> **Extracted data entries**

++++++

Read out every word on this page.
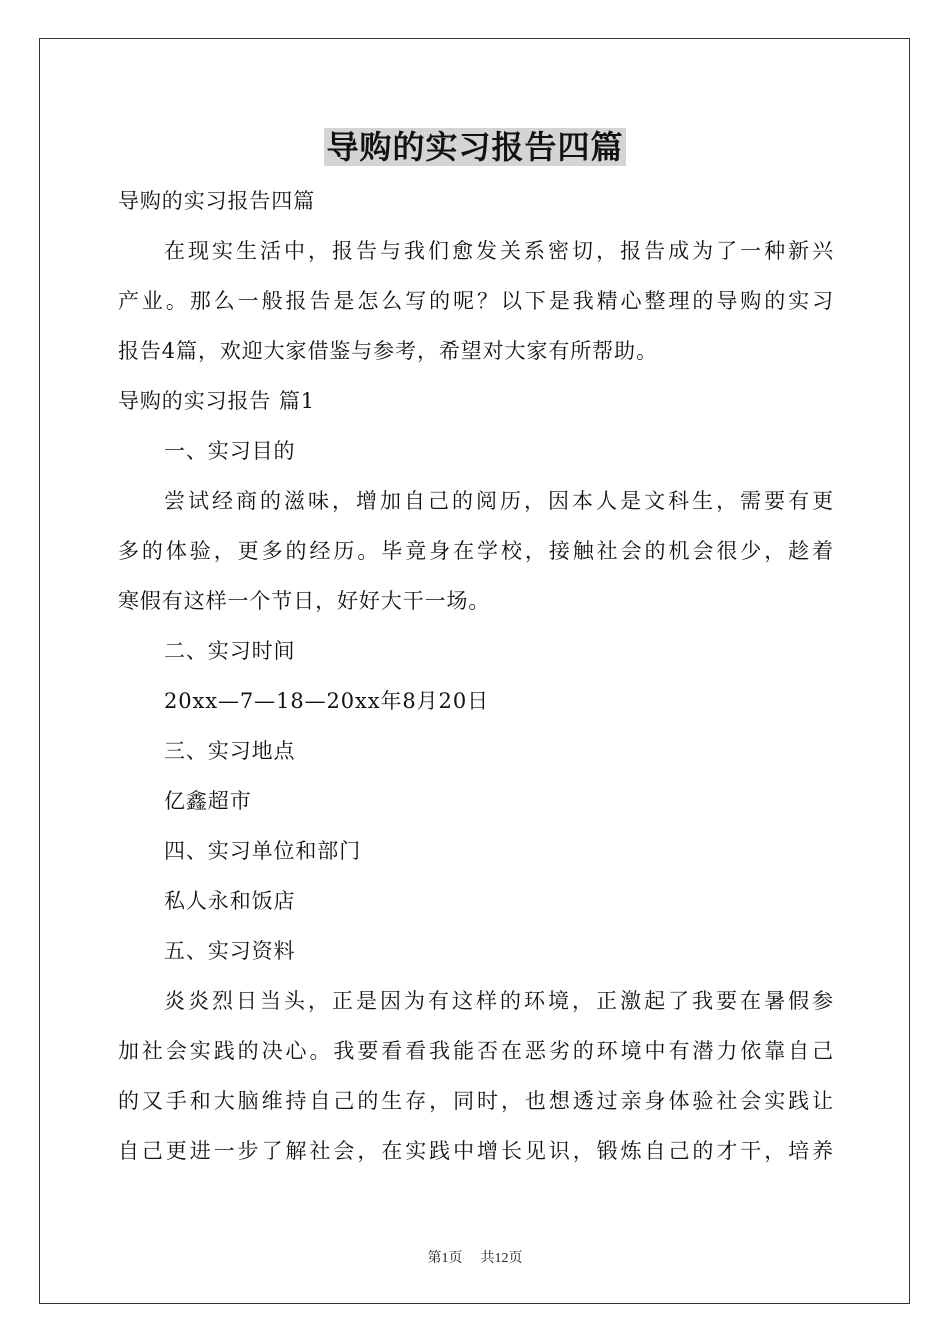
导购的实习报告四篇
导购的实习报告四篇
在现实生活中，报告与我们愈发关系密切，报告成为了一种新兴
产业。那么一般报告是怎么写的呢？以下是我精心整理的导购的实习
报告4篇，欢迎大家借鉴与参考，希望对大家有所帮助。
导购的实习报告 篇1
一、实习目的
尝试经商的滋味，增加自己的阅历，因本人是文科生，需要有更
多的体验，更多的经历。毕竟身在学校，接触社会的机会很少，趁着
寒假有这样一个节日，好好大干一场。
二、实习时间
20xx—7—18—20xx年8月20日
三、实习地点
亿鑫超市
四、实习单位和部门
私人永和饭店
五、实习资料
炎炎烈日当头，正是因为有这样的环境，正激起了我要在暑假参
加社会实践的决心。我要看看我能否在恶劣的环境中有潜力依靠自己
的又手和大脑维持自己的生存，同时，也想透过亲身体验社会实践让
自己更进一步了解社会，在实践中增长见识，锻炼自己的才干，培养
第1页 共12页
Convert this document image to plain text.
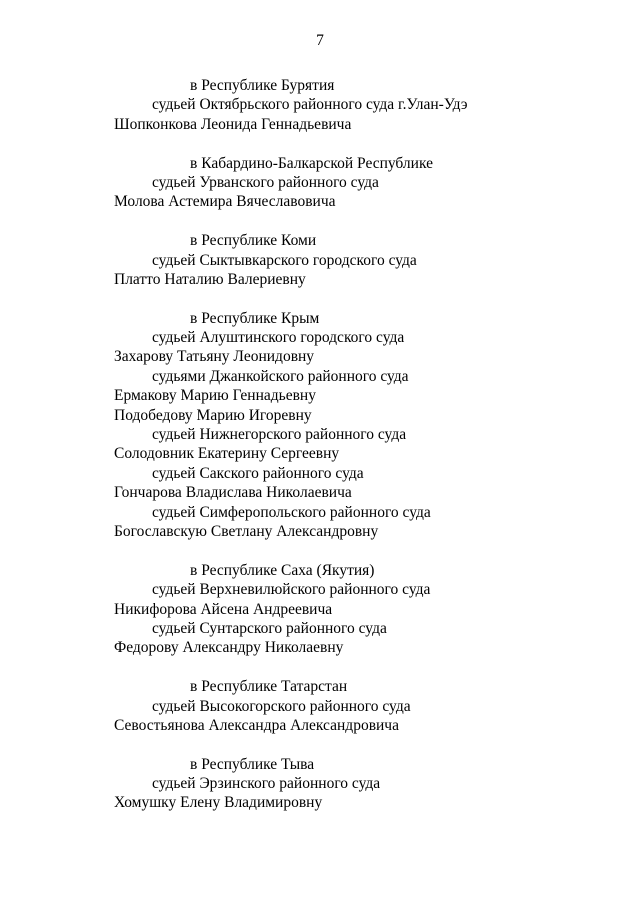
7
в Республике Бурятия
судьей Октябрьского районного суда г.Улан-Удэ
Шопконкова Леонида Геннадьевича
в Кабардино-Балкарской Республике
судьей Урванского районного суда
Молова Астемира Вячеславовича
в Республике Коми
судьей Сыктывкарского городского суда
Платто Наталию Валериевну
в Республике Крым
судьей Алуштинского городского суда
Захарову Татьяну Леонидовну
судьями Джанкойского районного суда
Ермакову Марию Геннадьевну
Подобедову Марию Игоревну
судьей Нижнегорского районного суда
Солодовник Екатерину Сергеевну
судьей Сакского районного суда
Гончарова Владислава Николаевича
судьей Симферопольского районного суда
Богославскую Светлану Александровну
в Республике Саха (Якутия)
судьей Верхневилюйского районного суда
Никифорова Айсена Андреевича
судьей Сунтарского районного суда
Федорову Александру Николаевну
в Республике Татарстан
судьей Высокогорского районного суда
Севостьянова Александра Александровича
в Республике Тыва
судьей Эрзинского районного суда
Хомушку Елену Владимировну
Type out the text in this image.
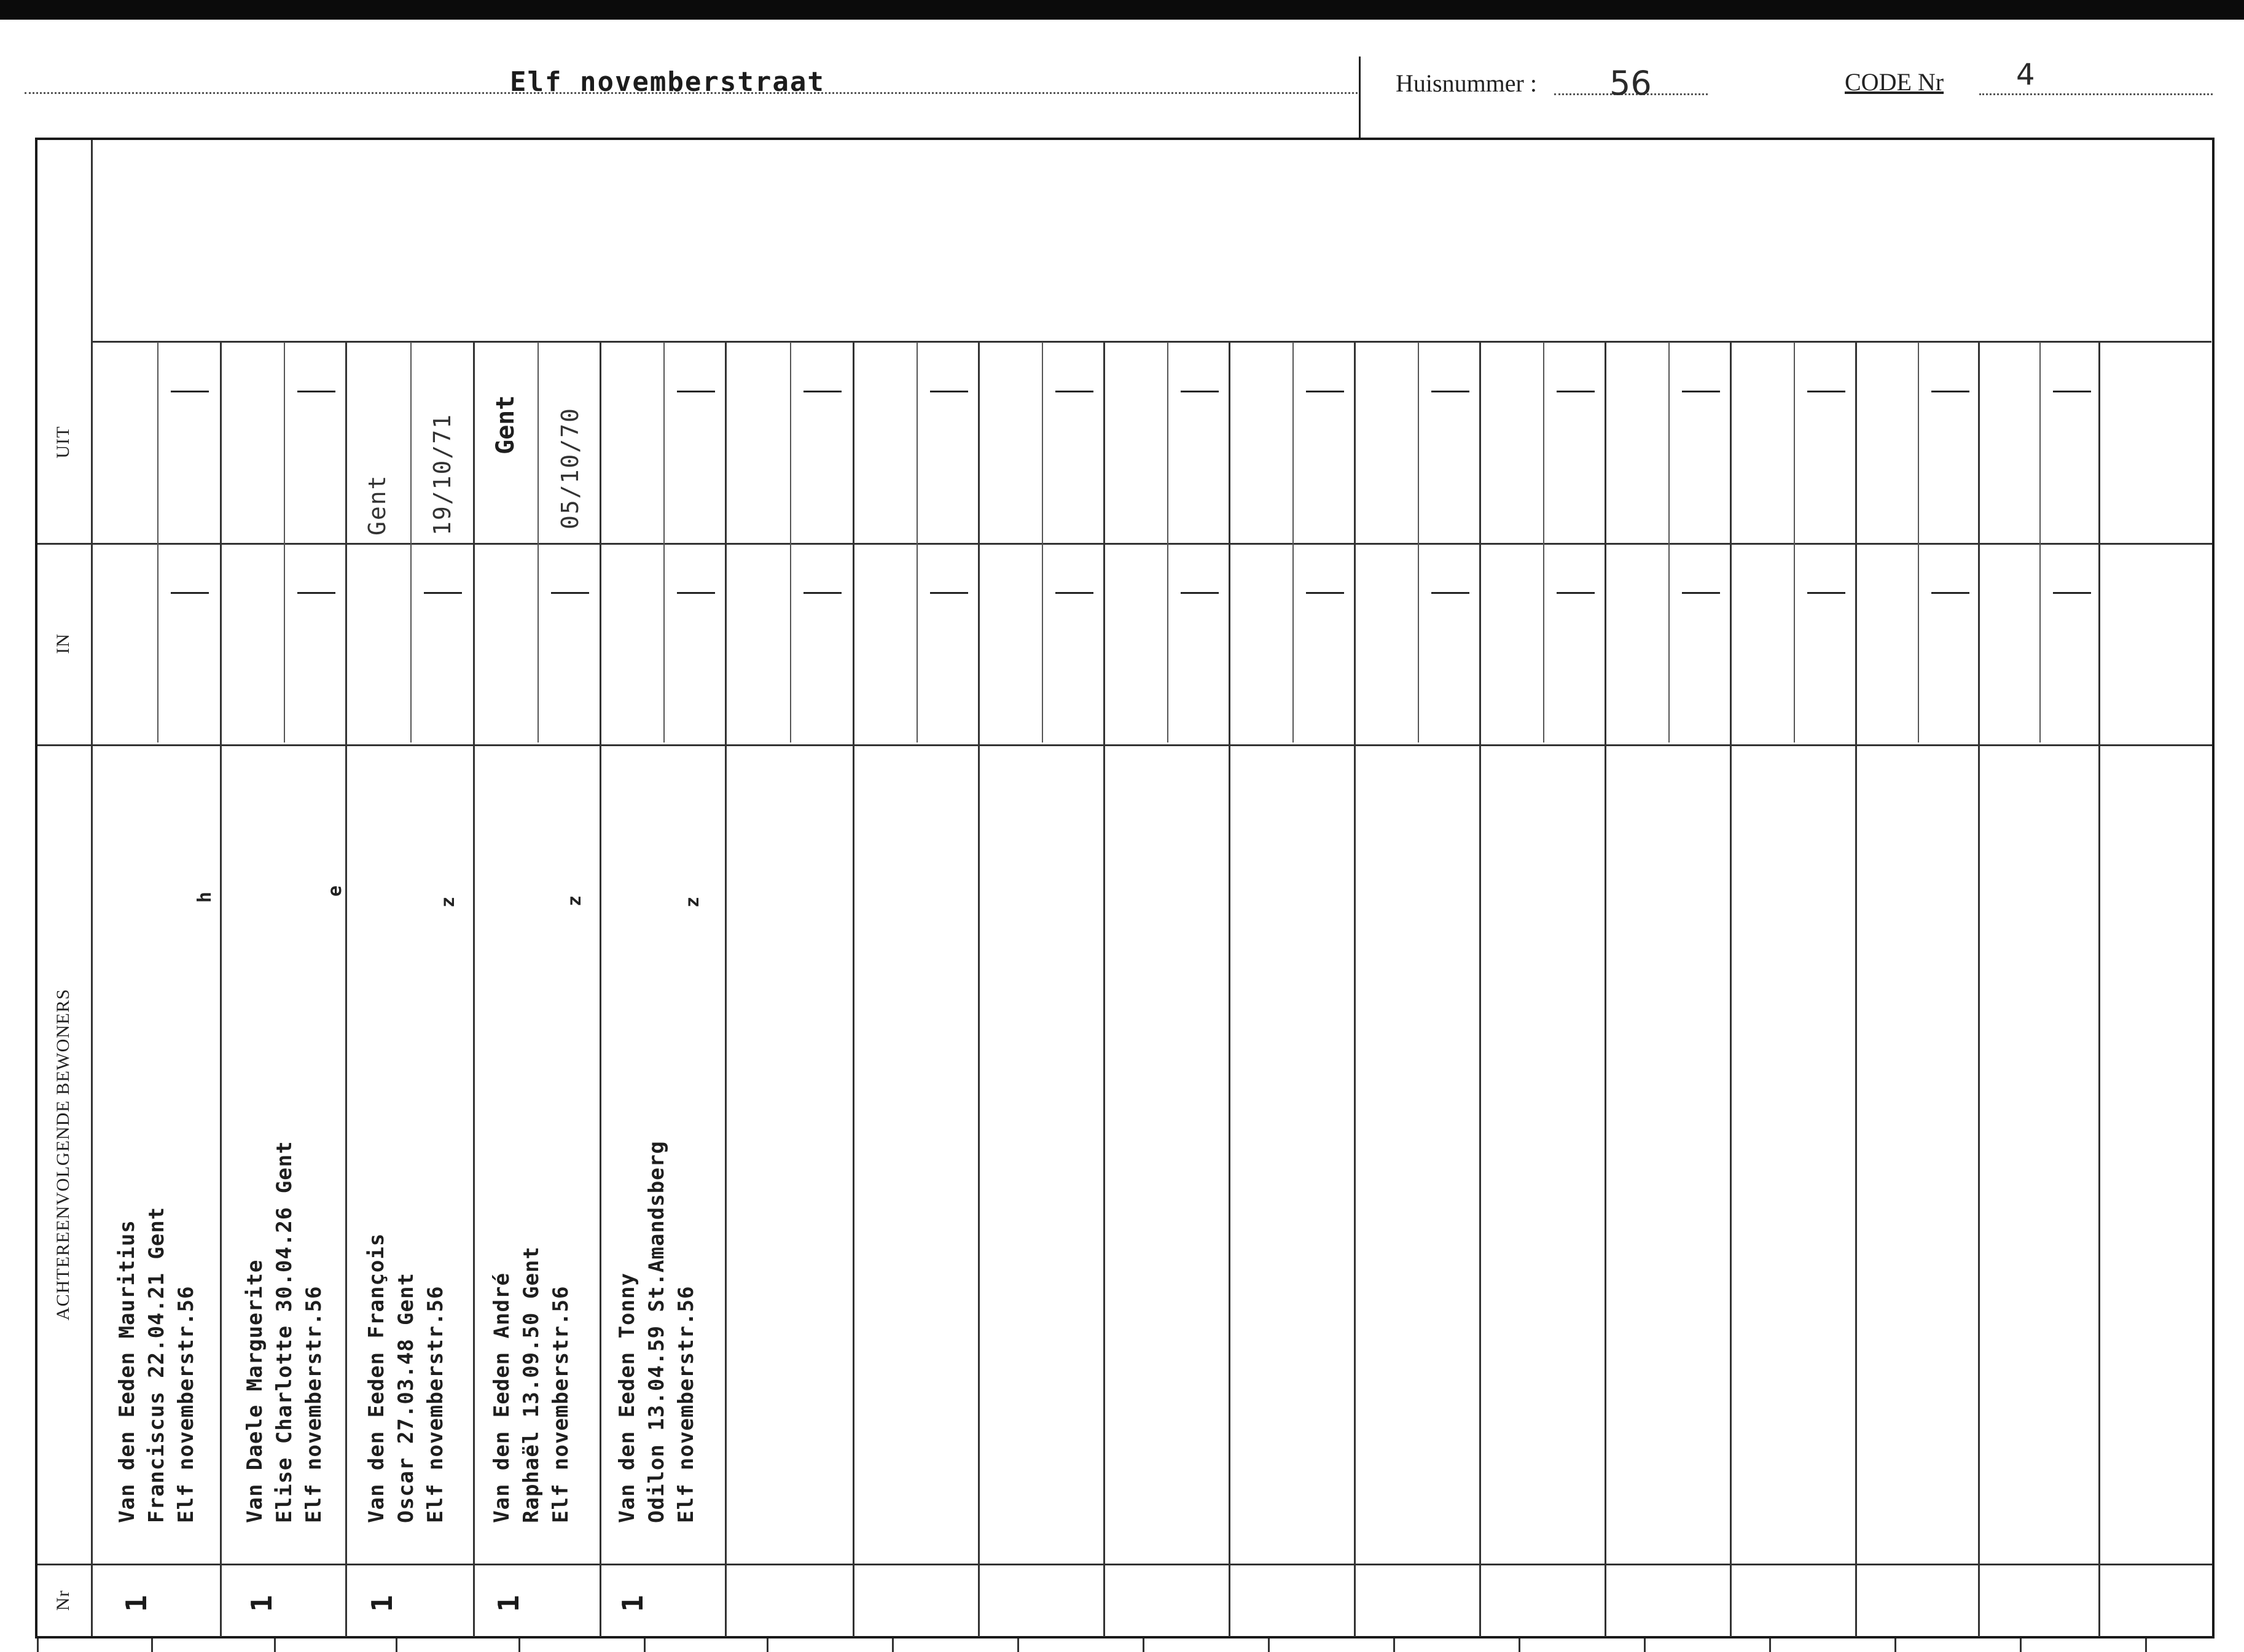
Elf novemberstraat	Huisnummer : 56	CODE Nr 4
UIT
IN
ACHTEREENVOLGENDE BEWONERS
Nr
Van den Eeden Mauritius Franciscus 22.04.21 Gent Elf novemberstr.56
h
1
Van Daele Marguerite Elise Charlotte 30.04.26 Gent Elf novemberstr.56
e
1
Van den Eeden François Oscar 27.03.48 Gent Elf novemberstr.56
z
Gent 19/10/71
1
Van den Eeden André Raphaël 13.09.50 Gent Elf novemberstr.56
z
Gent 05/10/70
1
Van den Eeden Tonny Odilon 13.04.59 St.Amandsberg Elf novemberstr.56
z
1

++++++

> **WRITTEN INSTRUCTION**
From the data above, pick out each line containing "Eeden" and copy it.

> **FULL RESPONSE**
Van den Eeden Mauritius Franciscus 22.04.21 Gent Elf novemberstr.56
Van den Eeden François Oscar 27.03.48 Gent Elf novemberstr.56
Van den Eeden André Raphaël 13.09.50 Gent Elf novemberstr.56
Van den Eeden Tonny Odilon 13.04.59 St.Amandsberg Elf novemberstr.56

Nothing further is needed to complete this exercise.